What is expected: Extract every line below, verbatim.

Records for the exercise:
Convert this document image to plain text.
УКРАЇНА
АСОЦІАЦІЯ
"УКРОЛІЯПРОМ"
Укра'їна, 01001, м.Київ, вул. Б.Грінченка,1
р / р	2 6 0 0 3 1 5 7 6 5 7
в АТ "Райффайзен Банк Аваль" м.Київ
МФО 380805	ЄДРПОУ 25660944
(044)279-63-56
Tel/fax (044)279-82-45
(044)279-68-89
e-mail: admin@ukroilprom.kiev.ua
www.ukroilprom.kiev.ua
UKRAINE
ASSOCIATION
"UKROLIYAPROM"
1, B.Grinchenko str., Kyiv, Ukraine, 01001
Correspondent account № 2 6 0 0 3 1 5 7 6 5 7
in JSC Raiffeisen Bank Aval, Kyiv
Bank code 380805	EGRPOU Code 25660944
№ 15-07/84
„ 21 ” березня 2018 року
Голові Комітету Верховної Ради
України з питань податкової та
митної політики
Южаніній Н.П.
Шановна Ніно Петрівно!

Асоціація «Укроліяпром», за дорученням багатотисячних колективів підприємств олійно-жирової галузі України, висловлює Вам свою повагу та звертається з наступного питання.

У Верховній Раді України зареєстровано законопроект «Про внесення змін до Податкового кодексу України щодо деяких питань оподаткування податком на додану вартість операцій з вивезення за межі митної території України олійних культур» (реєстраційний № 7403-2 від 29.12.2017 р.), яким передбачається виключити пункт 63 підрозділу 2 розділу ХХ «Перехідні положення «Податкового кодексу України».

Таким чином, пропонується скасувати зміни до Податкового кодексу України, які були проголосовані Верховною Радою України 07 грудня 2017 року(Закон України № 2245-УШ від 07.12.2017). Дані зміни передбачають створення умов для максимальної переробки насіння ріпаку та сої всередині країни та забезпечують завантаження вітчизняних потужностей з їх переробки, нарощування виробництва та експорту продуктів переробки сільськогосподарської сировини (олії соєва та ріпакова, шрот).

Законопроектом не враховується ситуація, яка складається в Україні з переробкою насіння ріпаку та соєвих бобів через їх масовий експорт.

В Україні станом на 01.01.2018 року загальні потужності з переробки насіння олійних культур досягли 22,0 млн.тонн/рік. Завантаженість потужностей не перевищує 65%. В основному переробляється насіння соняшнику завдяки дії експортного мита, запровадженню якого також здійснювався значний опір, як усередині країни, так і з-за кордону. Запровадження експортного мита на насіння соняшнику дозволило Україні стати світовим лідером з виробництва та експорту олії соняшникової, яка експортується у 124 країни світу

Correct result:
Convert this document image to plain text.
УКРАЇНА
АСОЦІАЦІЯ
"УКРОЛІЯПРОМ"
Укра'їна, 01001, м.Київ, вул. Б.Грінченка,1
р / р	2 6 0 0 3 1 5 7 6 5 7
в АТ "Райффайзен Банк Аваль" м.Київ
МФО 380805	ЄДРПОУ 25660944
(044)279-63-56
Tel/fax (044)279-82-45
(044)279-68-89
e-mail: admin@ukroilprom.kiev.ua
www.ukroilprom.kiev.ua
UKRAINE
ASSOCIATION
"UKROLIYAPROM"
1, B.Grinchenko str., Kyiv, Ukraine, 01001
Correspondent account № 2 6 0 0 3 1 5 7 6 5 7
in JSC Raiffeisen Bank Aval, Kyiv
Bank code 380805	EGRPOU Code 25660944
№ 15-07/84
„ 21 ” березня 2018 року
Голові Комітету Верховної Ради
України з питань податкової та
митної політики
Южаніній Н.П.
Шановна Ніно Петрівно!

Асоціація «Укроліяпром», за дорученням багатотисячних колективів підприємств олійно-жирової галузі України, висловлює Вам свою повагу та звертається з наступного питання.

У Верховній Раді України зареєстровано законопроект «Про внесення змін до Податкового кодексу України щодо деяких питань оподаткування податком на додану вартість операцій з вивезення за межі митної території України олійних культур» (реєстраційний № 7403-2 від 29.12.2017 р.), яким передбачається виключити пункт 63 підрозділу 2 розділу ХХ «Перехідні положення «Податкового кодексу України».

Таким чином, пропонується скасувати зміни до Податкового кодексу України, які були проголосовані Верховною Радою України 07 грудня 2017 року(Закон України № 2245-УШ від 07.12.2017). Дані зміни передбачають створення умов для максимальної переробки насіння ріпаку та сої всередині країни та забезпечують завантаження вітчизняних потужностей з їх переробки, нарощування виробництва та експорту продуктів переробки сільськогосподарської сировини (олії соєва та ріпакова, шрот).

Законопроектом не враховується ситуація, яка складається в Україні з переробкою насіння ріпаку та соєвих бобів через їх масовий експорт.

В Україні станом на 01.01.2018 року загальні потужності з переробки насіння олійних культур досягли 22,0 млн.тонн/рік. Завантаженість потужностей не перевищує 65%. В основному переробляється насіння соняшнику завдяки дії експортного мита, запровадженню якого також здійснювався значний опір, як усередині країни, так і з-за кордону. Запровадження експортного мита на насіння соняшнику дозволило Україні стати світовим лідером з виробництва та експорту олії соняшникової, яка експортується у 124 країни світу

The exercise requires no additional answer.